<<<<

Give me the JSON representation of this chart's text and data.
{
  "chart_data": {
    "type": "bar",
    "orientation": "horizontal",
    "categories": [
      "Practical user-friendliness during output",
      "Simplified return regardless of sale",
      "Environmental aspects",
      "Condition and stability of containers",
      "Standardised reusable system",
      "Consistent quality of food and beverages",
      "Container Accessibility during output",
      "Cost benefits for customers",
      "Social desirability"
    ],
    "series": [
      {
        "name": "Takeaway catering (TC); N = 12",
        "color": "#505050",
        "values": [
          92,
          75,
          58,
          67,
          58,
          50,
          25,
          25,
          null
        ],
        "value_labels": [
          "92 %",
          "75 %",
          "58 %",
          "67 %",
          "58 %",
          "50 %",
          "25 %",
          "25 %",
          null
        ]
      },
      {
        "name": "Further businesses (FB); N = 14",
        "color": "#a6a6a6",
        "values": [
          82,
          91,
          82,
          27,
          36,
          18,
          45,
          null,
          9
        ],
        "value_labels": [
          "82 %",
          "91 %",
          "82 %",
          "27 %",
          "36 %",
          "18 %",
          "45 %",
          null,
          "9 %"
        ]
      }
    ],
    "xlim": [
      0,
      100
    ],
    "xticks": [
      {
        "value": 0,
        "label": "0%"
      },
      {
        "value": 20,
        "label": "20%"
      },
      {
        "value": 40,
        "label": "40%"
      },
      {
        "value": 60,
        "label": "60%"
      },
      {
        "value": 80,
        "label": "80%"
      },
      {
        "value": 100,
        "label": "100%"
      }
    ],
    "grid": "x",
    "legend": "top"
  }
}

>>>>

Reproduce each record exactly, leaving nothing out.

Give me the JSON representation of this chart's text and data.
{
  "chart_data": {
    "type": "bar",
    "orientation": "horizontal",
    "categories": [
      "Practical user-friendliness during output",
      "Simplified return regardless of sale",
      "Environmental aspects",
      "Condition and stability of containers",
      "Standardised reusable system",
      "Consistent quality of food and beverages",
      "Container Accessibility during output",
      "Cost benefits for customers",
      "Social desirability"
    ],
    "series": [
      {
        "name": "Takeaway catering (TC); N = 12",
        "color": "#505050",
        "values": [
          92,
          75,
          58,
          67,
          58,
          50,
          25,
          25,
          null
        ],
        "value_labels": [
          "92 %",
          "75 %",
          "58 %",
          "67 %",
          "58 %",
          "50 %",
          "25 %",
          "25 %",
          null
        ]
      },
      {
        "name": "Further businesses (FB); N = 14",
        "color": "#a6a6a6",
        "values": [
          82,
          91,
          82,
          27,
          36,
          18,
          45,
          null,
          9
        ],
        "value_labels": [
          "82 %",
          "91 %",
          "82 %",
          "27 %",
          "36 %",
          "18 %",
          "45 %",
          null,
          "9 %"
        ]
      }
    ],
    "xlim": [
      0,
      100
    ],
    "xticks": [
      {
        "value": 0,
        "label": "0%"
      },
      {
        "value": 20,
        "label": "20%"
      },
      {
        "value": 40,
        "label": "40%"
      },
      {
        "value": 60,
        "label": "60%"
      },
      {
        "value": 80,
        "label": "80%"
      },
      {
        "value": 100,
        "label": "100%"
      }
    ],
    "grid": "x",
    "legend": "top"
  }
}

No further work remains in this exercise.